**INSTRUCTIONS FOR THE TASK**
From the entries below, copy out every line with "this" in it.

**Data listing**
◇ ◇ ◇ ◇ ◇ ◇ ◇

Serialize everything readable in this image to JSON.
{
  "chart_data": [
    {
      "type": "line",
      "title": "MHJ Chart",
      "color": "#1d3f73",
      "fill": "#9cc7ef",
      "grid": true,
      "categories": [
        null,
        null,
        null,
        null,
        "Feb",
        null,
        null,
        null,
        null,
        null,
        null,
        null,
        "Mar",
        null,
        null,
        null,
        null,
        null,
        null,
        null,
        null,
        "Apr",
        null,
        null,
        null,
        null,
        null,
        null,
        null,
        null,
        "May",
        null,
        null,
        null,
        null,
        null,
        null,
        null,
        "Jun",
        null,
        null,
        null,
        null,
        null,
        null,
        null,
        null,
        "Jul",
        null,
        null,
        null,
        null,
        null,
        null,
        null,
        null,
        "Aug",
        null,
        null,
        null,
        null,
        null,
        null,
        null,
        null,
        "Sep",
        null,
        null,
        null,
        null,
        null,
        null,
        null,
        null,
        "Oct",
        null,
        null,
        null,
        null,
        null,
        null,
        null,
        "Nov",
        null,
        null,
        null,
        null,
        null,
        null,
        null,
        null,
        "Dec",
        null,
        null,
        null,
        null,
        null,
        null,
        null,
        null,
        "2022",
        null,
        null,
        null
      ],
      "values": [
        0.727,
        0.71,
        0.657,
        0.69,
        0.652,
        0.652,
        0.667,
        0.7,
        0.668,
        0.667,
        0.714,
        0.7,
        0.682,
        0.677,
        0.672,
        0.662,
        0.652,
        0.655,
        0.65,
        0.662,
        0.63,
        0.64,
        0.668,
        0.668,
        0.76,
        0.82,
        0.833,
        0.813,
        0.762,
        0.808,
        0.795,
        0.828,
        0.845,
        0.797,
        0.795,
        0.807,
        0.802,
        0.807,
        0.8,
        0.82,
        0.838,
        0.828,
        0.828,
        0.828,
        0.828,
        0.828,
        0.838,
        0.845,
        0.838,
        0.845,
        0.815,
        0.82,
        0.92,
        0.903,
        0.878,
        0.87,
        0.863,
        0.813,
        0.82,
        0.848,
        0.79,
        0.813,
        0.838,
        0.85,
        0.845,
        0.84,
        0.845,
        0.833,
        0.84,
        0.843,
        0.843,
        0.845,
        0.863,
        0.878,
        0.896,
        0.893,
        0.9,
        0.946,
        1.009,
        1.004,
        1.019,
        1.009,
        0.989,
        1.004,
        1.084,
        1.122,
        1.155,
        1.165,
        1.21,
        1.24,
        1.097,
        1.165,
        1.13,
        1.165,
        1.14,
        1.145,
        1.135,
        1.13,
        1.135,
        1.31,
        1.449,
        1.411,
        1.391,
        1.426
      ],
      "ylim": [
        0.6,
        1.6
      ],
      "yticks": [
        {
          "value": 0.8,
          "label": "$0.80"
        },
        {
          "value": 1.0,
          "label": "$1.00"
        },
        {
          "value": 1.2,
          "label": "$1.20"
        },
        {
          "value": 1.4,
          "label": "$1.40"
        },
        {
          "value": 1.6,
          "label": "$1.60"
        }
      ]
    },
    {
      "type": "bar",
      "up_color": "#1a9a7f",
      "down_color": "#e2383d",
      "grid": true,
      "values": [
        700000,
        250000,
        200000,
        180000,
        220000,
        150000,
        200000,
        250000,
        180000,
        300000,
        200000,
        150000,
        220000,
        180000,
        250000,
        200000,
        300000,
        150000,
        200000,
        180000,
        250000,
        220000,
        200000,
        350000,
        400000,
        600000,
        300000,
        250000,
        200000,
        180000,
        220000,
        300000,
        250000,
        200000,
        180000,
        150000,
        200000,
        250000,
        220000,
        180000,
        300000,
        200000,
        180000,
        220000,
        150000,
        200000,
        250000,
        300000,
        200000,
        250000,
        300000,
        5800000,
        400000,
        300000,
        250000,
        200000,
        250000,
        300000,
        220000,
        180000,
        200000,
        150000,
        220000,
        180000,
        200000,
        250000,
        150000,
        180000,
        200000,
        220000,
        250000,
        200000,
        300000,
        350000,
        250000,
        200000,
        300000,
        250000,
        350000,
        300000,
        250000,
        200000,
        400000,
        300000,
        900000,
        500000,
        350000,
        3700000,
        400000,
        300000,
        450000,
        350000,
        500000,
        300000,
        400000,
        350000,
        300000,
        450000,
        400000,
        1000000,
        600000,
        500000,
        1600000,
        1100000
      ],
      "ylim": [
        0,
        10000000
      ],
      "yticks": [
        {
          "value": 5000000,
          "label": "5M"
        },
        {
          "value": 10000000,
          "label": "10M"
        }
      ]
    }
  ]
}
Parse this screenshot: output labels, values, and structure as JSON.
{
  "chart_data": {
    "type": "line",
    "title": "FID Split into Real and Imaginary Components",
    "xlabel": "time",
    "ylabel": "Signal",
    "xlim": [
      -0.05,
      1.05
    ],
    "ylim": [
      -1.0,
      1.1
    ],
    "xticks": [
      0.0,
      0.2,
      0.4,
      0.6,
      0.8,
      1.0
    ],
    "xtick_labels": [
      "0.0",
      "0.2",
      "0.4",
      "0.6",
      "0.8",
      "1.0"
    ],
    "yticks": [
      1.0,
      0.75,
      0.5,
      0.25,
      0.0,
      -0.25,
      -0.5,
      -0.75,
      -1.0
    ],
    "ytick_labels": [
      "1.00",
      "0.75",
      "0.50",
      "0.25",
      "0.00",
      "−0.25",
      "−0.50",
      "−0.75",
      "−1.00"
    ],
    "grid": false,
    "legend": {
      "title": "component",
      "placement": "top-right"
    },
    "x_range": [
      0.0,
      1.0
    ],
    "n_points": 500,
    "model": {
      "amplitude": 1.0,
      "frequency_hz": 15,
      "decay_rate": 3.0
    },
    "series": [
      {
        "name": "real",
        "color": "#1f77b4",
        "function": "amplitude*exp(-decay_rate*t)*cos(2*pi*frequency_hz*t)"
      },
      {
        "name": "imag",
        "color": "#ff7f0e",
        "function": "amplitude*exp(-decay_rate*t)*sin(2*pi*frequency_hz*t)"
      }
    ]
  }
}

◇ ◇ ◇ ◇ ◇ ◇ ◇

**FULL SOLUTION**
Serialize everything readable in this image to JSON.
Parse this screenshot: output labels, values, and structure as JSON.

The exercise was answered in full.